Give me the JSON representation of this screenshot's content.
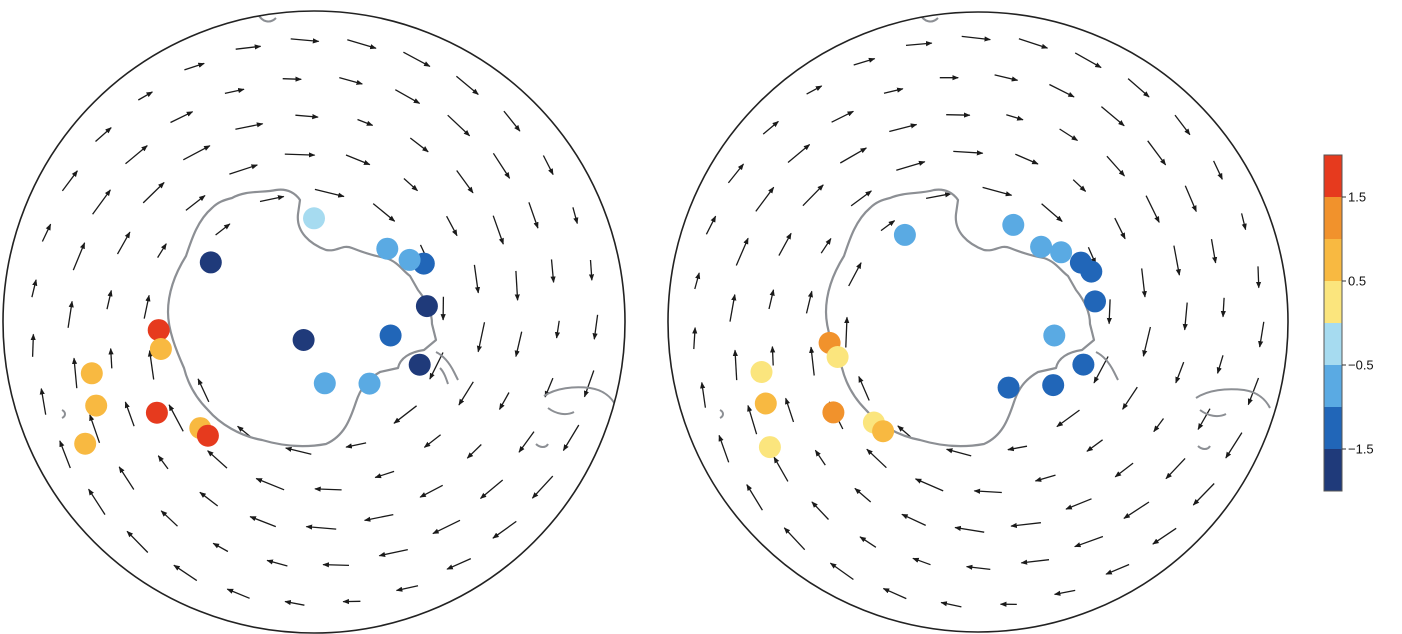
{
  "colors": {
    "coast": "#8c8f94",
    "arrow": "#1a1a1a",
    "frame": "#222222",
    "scale": [
      "#1f3a7a",
      "#2166b8",
      "#5aaae3",
      "#a6dbf0",
      "#fbe57d",
      "#f8b941",
      "#f1922c",
      "#e63a1e"
    ]
  },
  "colorbar": {
    "ticks": [
      {
        "label": "1.5",
        "value": 1.5
      },
      {
        "label": "0.5",
        "value": 0.5
      },
      {
        "label": "−0.5",
        "value": -0.5
      },
      {
        "label": "−1.5",
        "value": -1.5
      }
    ],
    "range": [
      -2,
      2
    ]
  },
  "maps": [
    {
      "name": "left",
      "flow": "cyclonic",
      "stations": [
        {
          "lon": -112,
          "lat": -68,
          "value": -1.8
        },
        {
          "lon": -100,
          "lat": -75,
          "value": -1.2
        },
        {
          "lon": -138,
          "lat": -74,
          "value": -0.9
        },
        {
          "lon": -170,
          "lat": -78,
          "value": -0.8
        },
        {
          "lon": 150,
          "lat": -86,
          "value": -1.8
        },
        {
          "lon": -82,
          "lat": -68,
          "value": -1.8
        },
        {
          "lon": -62,
          "lat": -66,
          "value": -1.3
        },
        {
          "lon": -57,
          "lat": -68,
          "value": -0.8
        },
        {
          "lon": -45,
          "lat": -70,
          "value": -0.7
        },
        {
          "lon": 0,
          "lat": -70,
          "value": -0.3
        },
        {
          "lon": 60,
          "lat": -67,
          "value": -1.9
        },
        {
          "lon": 93,
          "lat": -60,
          "value": 1.9
        },
        {
          "lon": 100,
          "lat": -60,
          "value": 0.9
        },
        {
          "lon": 120,
          "lat": -55,
          "value": 1.9
        },
        {
          "lon": 133,
          "lat": -60,
          "value": 0.9
        },
        {
          "lon": 137,
          "lat": -60,
          "value": 1.9
        },
        {
          "lon": 103,
          "lat": -46,
          "value": 0.9
        },
        {
          "lon": 111,
          "lat": -45,
          "value": 0.9
        },
        {
          "lon": 118,
          "lat": -40,
          "value": 0.9
        }
      ]
    },
    {
      "name": "right",
      "flow": "anticyclonic",
      "stations": [
        {
          "lon": -112,
          "lat": -68,
          "value": -1.2
        },
        {
          "lon": -100,
          "lat": -75,
          "value": -0.8
        },
        {
          "lon": -130,
          "lat": -71,
          "value": -1.2
        },
        {
          "lon": -155,
          "lat": -76,
          "value": -1.3
        },
        {
          "lon": -80,
          "lat": -67,
          "value": -1.2
        },
        {
          "lon": -66,
          "lat": -66,
          "value": -1.2
        },
        {
          "lon": -60,
          "lat": -67,
          "value": -1.3
        },
        {
          "lon": -50,
          "lat": -69,
          "value": -0.8
        },
        {
          "lon": -40,
          "lat": -71,
          "value": -0.8
        },
        {
          "lon": -20,
          "lat": -70,
          "value": -0.8
        },
        {
          "lon": 40,
          "lat": -68,
          "value": -0.8
        },
        {
          "lon": 98,
          "lat": -61,
          "value": 1.0
        },
        {
          "lon": 104,
          "lat": -62,
          "value": 0.2
        },
        {
          "lon": 122,
          "lat": -57,
          "value": 1.3
        },
        {
          "lon": 134,
          "lat": -62,
          "value": 0.2
        },
        {
          "lon": 139,
          "lat": -62,
          "value": 0.9
        },
        {
          "lon": 103,
          "lat": -47,
          "value": 0.2
        },
        {
          "lon": 111,
          "lat": -46,
          "value": 0.9
        },
        {
          "lon": 121,
          "lat": -43,
          "value": 0.3
        }
      ]
    }
  ]
}
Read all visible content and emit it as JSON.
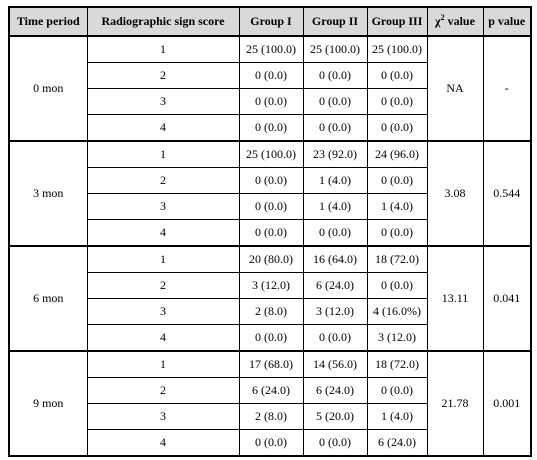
{
  "headers": {
    "time_period": "Time period",
    "score": "Radiographic sign score",
    "group1": "Group I",
    "group2": "Group II",
    "group3": "Group III",
    "chi_prefix": "χ",
    "chi_sup": "2",
    "chi_suffix": " value",
    "p_value": "p value"
  },
  "groups": [
    {
      "time": "0 mon",
      "chi": "NA",
      "p": "-",
      "rows": [
        {
          "score": "1",
          "g1": "25 (100.0)",
          "g2": "25 (100.0)",
          "g3": "25 (100.0)"
        },
        {
          "score": "2",
          "g1": "0 (0.0)",
          "g2": "0 (0.0)",
          "g3": "0 (0.0)"
        },
        {
          "score": "3",
          "g1": "0 (0.0)",
          "g2": "0 (0.0)",
          "g3": "0 (0.0)"
        },
        {
          "score": "4",
          "g1": "0 (0.0)",
          "g2": "0 (0.0)",
          "g3": "0 (0.0)"
        }
      ]
    },
    {
      "time": "3 mon",
      "chi": "3.08",
      "p": "0.544",
      "rows": [
        {
          "score": "1",
          "g1": "25 (100.0)",
          "g2": "23 (92.0)",
          "g3": "24 (96.0)"
        },
        {
          "score": "2",
          "g1": "0 (0.0)",
          "g2": "1 (4.0)",
          "g3": "0 (0.0)"
        },
        {
          "score": "3",
          "g1": "0 (0.0)",
          "g2": "1 (4.0)",
          "g3": "1 (4.0)"
        },
        {
          "score": "4",
          "g1": "0 (0.0)",
          "g2": "0 (0.0)",
          "g3": "0 (0.0)"
        }
      ]
    },
    {
      "time": "6 mon",
      "chi": "13.11",
      "p": "0.041",
      "rows": [
        {
          "score": "1",
          "g1": "20 (80.0)",
          "g2": "16 (64.0)",
          "g3": "18 (72.0)"
        },
        {
          "score": "2",
          "g1": "3 (12.0)",
          "g2": "6 (24.0)",
          "g3": "0 (0.0)"
        },
        {
          "score": "3",
          "g1": "2 (8.0)",
          "g2": "3 (12.0)",
          "g3": "4 (16.0%)"
        },
        {
          "score": "4",
          "g1": "0 (0.0)",
          "g2": "0 (0.0)",
          "g3": "3 (12.0)"
        }
      ]
    },
    {
      "time": "9 mon",
      "chi": "21.78",
      "p": "0.001",
      "rows": [
        {
          "score": "1",
          "g1": "17 (68.0)",
          "g2": "14 (56.0)",
          "g3": "18 (72.0)"
        },
        {
          "score": "2",
          "g1": "6 (24.0)",
          "g2": "6 (24.0)",
          "g3": "0 (0.0)"
        },
        {
          "score": "3",
          "g1": "2 (8.0)",
          "g2": "5 (20.0)",
          "g3": "1 (4.0)"
        },
        {
          "score": "4",
          "g1": "0 (0.0)",
          "g2": "0 (0.0)",
          "g3": "6 (24.0)"
        }
      ]
    }
  ]
}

● EXERCISE DETAILS: Give the number of lines that hold the word "JSON" in these records, with nothing added.

● RESULT FOR THIS TASK: 2